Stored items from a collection
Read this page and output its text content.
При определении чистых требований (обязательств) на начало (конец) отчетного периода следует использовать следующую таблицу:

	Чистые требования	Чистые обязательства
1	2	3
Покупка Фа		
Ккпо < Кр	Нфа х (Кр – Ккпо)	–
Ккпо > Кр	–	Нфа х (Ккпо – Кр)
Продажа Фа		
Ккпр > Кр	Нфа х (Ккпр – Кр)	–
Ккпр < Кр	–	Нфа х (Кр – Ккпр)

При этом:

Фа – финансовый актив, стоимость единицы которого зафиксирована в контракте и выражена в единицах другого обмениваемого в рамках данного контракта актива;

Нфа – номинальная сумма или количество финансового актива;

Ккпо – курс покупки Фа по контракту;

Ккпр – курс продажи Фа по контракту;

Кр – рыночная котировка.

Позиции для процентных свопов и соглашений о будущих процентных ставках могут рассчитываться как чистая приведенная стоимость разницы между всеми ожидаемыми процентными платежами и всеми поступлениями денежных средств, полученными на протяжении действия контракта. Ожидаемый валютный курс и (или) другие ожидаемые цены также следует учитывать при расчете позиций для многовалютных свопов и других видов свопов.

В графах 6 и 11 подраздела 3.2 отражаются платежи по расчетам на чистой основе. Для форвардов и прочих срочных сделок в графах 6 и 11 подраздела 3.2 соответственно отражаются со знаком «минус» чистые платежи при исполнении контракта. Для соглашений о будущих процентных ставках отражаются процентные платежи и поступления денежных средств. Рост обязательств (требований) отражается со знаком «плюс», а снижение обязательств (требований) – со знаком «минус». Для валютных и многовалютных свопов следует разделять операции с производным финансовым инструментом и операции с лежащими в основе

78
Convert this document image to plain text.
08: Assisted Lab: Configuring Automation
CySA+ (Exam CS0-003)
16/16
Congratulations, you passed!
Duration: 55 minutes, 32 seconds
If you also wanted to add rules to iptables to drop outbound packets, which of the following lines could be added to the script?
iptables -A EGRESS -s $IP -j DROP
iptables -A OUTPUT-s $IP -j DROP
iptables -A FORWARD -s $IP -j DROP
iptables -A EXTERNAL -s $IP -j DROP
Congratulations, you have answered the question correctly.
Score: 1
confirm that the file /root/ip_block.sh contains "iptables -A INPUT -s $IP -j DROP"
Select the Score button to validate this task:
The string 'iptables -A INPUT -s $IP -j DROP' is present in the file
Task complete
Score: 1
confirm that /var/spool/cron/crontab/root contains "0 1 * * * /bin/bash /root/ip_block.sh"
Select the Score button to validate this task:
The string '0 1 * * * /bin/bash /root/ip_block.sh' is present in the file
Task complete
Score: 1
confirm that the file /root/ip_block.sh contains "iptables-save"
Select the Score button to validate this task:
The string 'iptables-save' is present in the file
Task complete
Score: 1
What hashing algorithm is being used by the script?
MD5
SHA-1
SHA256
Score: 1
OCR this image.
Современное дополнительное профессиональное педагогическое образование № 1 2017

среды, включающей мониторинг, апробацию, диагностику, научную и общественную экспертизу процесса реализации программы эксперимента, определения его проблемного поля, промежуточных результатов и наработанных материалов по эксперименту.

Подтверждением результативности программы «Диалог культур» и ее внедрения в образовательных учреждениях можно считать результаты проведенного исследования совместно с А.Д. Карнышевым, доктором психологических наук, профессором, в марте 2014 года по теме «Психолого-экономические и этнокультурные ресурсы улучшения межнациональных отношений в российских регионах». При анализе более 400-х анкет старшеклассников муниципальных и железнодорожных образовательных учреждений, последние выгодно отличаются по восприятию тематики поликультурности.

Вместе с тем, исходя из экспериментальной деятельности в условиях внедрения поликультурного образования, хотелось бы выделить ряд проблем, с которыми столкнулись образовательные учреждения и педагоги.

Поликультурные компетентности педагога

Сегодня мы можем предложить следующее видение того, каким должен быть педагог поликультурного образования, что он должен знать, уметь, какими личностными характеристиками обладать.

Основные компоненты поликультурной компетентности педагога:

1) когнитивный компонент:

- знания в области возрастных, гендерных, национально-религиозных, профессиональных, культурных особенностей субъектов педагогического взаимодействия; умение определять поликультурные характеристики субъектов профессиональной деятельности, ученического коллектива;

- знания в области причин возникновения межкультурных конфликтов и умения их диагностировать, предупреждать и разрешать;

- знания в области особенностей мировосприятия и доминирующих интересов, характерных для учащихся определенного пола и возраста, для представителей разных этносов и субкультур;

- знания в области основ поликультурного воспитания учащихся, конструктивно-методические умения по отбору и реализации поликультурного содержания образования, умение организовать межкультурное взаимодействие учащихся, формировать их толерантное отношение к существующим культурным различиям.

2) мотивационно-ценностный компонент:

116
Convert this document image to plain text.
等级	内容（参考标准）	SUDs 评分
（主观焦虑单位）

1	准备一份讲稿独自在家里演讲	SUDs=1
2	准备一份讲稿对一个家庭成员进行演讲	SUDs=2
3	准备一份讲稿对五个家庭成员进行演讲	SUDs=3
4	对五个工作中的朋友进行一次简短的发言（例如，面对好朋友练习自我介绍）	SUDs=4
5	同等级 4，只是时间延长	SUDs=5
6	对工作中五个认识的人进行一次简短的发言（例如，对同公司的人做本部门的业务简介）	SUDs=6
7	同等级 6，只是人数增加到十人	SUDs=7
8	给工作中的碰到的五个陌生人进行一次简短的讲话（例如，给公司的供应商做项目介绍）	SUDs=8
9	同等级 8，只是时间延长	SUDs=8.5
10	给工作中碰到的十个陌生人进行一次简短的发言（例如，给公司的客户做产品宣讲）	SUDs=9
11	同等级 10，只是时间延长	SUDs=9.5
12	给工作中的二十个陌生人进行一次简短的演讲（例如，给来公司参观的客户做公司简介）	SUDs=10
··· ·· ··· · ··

:: What is required ::
Return each line of the records above exactly as it reads.

:: Output ::
Read this page and output its text content.
При определении чистых требований (обязательств) на начало (конец) отчетного периода следует использовать следующую таблицу:

	Чистые требования	Чистые обязательства
1	2	3
Покупка Фа		
Ккпо < Кр	Нфа х (Кр – Ккпо)	–
Ккпо > Кр	–	Нфа х (Ккпо – Кр)
Продажа Фа		
Ккпр > Кр	Нфа х (Ккпр – Кр)	–
Ккпр < Кр	–	Нфа х (Кр – Ккпр)

При этом:

Фа – финансовый актив, стоимость единицы которого зафиксирована в контракте и выражена в единицах другого обмениваемого в рамках данного контракта актива;

Нфа – номинальная сумма или количество финансового актива;

Ккпо – курс покупки Фа по контракту;

Ккпр – курс продажи Фа по контракту;

Кр – рыночная котировка.

Позиции для процентных свопов и соглашений о будущих процентных ставках могут рассчитываться как чистая приведенная стоимость разницы между всеми ожидаемыми процентными платежами и всеми поступлениями денежных средств, полученными на протяжении действия контракта. Ожидаемый валютный курс и (или) другие ожидаемые цены также следует учитывать при расчете позиций для многовалютных свопов и других видов свопов.

В графах 6 и 11 подраздела 3.2 отражаются платежи по расчетам на чистой основе. Для форвардов и прочих срочных сделок в графах 6 и 11 подраздела 3.2 соответственно отражаются со знаком «минус» чистые платежи при исполнении контракта. Для соглашений о будущих процентных ставках отражаются процентные платежи и поступления денежных средств. Рост обязательств (требований) отражается со знаком «плюс», а снижение обязательств (требований) – со знаком «минус». Для валютных и многовалютных свопов следует разделять операции с производным финансовым инструментом и операции с лежащими в основе

78
Convert this document image to plain text.
08: Assisted Lab: Configuring Automation
CySA+ (Exam CS0-003)
16/16
Congratulations, you passed!
Duration: 55 minutes, 32 seconds
If you also wanted to add rules to iptables to drop outbound packets, which of the following lines could be added to the script?
iptables -A EGRESS -s $IP -j DROP
iptables -A OUTPUT-s $IP -j DROP
iptables -A FORWARD -s $IP -j DROP
iptables -A EXTERNAL -s $IP -j DROP
Congratulations, you have answered the question correctly.
Score: 1
confirm that the file /root/ip_block.sh contains "iptables -A INPUT -s $IP -j DROP"
Select the Score button to validate this task:
The string 'iptables -A INPUT -s $IP -j DROP' is present in the file
Task complete
Score: 1
confirm that /var/spool/cron/crontab/root contains "0 1 * * * /bin/bash /root/ip_block.sh"
Select the Score button to validate this task:
The string '0 1 * * * /bin/bash /root/ip_block.sh' is present in the file
Task complete
Score: 1
confirm that the file /root/ip_block.sh contains "iptables-save"
Select the Score button to validate this task:
The string 'iptables-save' is present in the file
Task complete
Score: 1
What hashing algorithm is being used by the script?
MD5
SHA-1
SHA256
Score: 1
OCR this image.
Современное дополнительное профессиональное педагогическое образование № 1 2017

среды, включающей мониторинг, апробацию, диагностику, научную и общественную экспертизу процесса реализации программы эксперимента, определения его проблемного поля, промежуточных результатов и наработанных материалов по эксперименту.

Подтверждением результативности программы «Диалог культур» и ее внедрения в образовательных учреждениях можно считать результаты проведенного исследования совместно с А.Д. Карнышевым, доктором психологических наук, профессором, в марте 2014 года по теме «Психолого-экономические и этнокультурные ресурсы улучшения межнациональных отношений в российских регионах». При анализе более 400-х анкет старшеклассников муниципальных и железнодорожных образовательных учреждений, последние выгодно отличаются по восприятию тематики поликультурности.

Вместе с тем, исходя из экспериментальной деятельности в условиях внедрения поликультурного образования, хотелось бы выделить ряд проблем, с которыми столкнулись образовательные учреждения и педагоги.

Поликультурные компетентности педагога

Сегодня мы можем предложить следующее видение того, каким должен быть педагог поликультурного образования, что он должен знать, уметь, какими личностными характеристиками обладать.

Основные компоненты поликультурной компетентности педагога:

1) когнитивный компонент:

- знания в области возрастных, гендерных, национально-религиозных, профессиональных, культурных особенностей субъектов педагогического взаимодействия; умение определять поликультурные характеристики субъектов профессиональной деятельности, ученического коллектива;

- знания в области причин возникновения межкультурных конфликтов и умения их диагностировать, предупреждать и разрешать;

- знания в области особенностей мировосприятия и доминирующих интересов, характерных для учащихся определенного пола и возраста, для представителей разных этносов и субкультур;

- знания в области основ поликультурного воспитания учащихся, конструктивно-методические умения по отбору и реализации поликультурного содержания образования, умение организовать межкультурное взаимодействие учащихся, формировать их толерантное отношение к существующим культурным различиям.

2) мотивационно-ценностный компонент:

116
Convert this document image to plain text.
等级	内容（参考标准）	SUDs 评分
（主观焦虑单位）

1	准备一份讲稿独自在家里演讲	SUDs=1
2	准备一份讲稿对一个家庭成员进行演讲	SUDs=2
3	准备一份讲稿对五个家庭成员进行演讲	SUDs=3
4	对五个工作中的朋友进行一次简短的发言（例如，面对好朋友练习自我介绍）	SUDs=4
5	同等级 4，只是时间延长	SUDs=5
6	对工作中五个认识的人进行一次简短的发言（例如，对同公司的人做本部门的业务简介）	SUDs=6
7	同等级 6，只是人数增加到十人	SUDs=7
8	给工作中的碰到的五个陌生人进行一次简短的讲话（例如，给公司的供应商做项目介绍）	SUDs=8
9	同等级 8，只是时间延长	SUDs=8.5
10	给工作中碰到的十个陌生人进行一次简短的发言（例如，给公司的客户做产品宣讲）	SUDs=9
11	同等级 10，只是时间延长	SUDs=9.5
12	给工作中的二十个陌生人进行一次简短的演讲（例如，给来公司参观的客户做公司简介）	SUDs=10
··· ·· ··· · ··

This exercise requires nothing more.